[Start]
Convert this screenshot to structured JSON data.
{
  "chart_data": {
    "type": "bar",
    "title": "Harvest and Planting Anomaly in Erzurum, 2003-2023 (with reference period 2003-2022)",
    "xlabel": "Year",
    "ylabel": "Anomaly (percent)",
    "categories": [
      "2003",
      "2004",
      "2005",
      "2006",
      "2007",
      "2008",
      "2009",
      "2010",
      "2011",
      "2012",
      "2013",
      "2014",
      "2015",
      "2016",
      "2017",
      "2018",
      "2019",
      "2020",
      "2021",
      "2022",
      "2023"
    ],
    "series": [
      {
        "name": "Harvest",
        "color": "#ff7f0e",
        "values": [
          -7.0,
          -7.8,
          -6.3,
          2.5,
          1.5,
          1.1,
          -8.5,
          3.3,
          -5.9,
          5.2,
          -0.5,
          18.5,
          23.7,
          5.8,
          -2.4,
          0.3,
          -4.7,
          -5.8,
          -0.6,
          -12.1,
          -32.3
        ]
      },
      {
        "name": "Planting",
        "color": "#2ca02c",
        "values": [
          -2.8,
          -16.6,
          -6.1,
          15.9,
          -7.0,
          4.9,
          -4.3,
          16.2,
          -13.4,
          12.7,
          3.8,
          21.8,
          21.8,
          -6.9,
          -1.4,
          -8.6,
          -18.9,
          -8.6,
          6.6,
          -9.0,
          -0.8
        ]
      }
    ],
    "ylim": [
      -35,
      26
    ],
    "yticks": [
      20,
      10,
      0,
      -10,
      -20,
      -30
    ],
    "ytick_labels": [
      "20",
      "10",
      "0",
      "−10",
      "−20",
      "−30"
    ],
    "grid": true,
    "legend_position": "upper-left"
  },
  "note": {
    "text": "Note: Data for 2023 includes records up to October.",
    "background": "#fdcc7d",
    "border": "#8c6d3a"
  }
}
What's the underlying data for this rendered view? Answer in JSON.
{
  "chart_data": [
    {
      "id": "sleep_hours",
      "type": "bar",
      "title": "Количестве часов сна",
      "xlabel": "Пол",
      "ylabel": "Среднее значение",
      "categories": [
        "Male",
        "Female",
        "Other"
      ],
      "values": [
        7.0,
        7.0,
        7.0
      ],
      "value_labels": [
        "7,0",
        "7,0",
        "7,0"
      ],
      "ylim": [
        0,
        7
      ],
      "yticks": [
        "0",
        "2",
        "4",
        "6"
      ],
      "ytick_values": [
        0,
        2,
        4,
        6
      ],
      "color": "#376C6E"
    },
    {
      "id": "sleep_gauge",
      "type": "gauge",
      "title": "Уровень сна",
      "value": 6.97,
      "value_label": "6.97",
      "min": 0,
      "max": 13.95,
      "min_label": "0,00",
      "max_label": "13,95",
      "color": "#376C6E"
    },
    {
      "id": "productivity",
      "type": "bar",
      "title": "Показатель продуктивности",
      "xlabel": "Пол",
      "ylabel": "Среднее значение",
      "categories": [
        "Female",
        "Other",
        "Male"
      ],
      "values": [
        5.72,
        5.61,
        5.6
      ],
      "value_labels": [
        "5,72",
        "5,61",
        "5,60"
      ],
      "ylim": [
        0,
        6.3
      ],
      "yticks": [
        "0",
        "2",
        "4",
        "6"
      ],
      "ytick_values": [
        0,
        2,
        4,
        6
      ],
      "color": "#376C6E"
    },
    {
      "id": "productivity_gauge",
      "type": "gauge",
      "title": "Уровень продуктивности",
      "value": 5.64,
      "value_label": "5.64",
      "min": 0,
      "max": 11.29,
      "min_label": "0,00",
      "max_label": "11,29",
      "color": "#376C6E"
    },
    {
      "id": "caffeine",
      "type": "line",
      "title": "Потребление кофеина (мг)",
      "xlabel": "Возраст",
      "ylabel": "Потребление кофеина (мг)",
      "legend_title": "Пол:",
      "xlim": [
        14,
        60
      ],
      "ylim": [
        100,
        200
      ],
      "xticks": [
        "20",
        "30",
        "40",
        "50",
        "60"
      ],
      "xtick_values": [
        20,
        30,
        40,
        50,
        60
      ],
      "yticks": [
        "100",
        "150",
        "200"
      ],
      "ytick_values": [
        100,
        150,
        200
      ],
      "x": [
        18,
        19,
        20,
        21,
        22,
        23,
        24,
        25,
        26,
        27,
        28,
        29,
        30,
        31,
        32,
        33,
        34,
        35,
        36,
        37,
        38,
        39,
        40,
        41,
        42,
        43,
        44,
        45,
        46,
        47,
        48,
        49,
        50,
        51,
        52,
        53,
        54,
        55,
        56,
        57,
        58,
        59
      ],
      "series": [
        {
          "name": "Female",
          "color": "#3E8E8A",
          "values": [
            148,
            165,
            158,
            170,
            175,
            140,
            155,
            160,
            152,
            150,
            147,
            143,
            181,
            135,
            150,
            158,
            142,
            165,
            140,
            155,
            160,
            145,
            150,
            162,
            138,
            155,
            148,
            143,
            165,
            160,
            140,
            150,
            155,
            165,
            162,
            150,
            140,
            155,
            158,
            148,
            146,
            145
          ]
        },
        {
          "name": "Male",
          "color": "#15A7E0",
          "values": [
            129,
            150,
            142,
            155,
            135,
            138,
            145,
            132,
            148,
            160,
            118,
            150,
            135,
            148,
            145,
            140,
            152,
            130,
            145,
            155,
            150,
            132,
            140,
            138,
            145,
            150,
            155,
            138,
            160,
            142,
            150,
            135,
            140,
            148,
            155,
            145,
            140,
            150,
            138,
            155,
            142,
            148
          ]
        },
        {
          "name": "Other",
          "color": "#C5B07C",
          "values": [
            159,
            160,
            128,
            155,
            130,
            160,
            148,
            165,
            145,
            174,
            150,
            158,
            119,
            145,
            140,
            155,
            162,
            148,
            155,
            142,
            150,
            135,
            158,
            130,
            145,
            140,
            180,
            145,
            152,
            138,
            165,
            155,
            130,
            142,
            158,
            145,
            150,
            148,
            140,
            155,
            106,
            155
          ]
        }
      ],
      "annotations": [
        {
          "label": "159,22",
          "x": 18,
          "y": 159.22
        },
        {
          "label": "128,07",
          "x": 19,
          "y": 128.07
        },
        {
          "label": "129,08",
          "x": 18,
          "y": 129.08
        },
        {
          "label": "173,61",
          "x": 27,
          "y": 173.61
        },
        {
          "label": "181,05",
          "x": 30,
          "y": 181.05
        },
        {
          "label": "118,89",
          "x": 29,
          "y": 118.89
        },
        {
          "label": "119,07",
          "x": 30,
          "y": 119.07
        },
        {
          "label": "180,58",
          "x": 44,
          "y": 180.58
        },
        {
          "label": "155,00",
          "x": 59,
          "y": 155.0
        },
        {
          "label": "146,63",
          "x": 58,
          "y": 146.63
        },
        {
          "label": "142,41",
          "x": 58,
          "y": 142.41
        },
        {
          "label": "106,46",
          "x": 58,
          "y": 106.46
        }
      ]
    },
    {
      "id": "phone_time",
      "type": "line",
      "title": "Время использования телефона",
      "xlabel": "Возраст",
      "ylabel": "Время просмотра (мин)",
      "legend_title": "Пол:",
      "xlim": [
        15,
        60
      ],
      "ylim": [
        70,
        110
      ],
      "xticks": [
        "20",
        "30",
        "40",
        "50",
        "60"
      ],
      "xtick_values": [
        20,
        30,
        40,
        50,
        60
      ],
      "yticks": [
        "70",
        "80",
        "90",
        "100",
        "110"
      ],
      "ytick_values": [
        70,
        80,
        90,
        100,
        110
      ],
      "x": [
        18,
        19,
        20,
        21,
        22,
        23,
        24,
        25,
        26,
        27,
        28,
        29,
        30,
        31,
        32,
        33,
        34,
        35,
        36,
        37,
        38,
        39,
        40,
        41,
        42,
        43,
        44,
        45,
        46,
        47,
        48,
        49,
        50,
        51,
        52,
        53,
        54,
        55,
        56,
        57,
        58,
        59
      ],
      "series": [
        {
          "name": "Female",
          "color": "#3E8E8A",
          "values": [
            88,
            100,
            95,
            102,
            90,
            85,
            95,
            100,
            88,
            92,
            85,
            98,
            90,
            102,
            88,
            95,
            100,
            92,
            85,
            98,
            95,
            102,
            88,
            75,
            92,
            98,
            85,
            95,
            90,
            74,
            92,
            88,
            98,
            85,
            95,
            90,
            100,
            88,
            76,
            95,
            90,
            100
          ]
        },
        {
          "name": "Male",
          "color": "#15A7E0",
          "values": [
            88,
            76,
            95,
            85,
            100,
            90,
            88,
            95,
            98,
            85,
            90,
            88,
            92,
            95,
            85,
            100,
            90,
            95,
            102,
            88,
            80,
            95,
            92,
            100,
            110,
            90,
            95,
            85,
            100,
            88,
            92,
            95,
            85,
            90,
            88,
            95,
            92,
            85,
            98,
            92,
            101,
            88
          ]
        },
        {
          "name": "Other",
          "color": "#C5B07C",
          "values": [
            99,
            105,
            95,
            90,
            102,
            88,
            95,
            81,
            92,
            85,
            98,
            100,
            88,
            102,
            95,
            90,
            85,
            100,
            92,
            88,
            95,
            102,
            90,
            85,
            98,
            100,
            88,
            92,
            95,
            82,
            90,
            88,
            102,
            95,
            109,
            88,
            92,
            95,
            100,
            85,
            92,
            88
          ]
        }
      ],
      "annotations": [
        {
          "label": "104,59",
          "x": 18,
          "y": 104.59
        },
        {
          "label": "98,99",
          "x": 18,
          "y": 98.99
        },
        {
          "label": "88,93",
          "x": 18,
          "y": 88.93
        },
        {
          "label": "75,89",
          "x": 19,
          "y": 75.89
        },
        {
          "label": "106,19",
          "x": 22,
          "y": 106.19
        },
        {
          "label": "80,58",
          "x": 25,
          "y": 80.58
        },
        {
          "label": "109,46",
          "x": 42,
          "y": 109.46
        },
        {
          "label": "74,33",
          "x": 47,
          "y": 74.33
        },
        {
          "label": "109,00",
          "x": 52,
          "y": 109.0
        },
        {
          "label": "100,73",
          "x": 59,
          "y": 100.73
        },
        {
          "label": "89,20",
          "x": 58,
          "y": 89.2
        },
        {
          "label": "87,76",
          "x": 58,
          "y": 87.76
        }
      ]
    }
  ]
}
[End]
Extract all lines containing the word "Потребление".

(WORKED ANSWER)
      "title": "Потребление кофеина (мг)",
      "ylabel": "Потребление кофеина (мг)",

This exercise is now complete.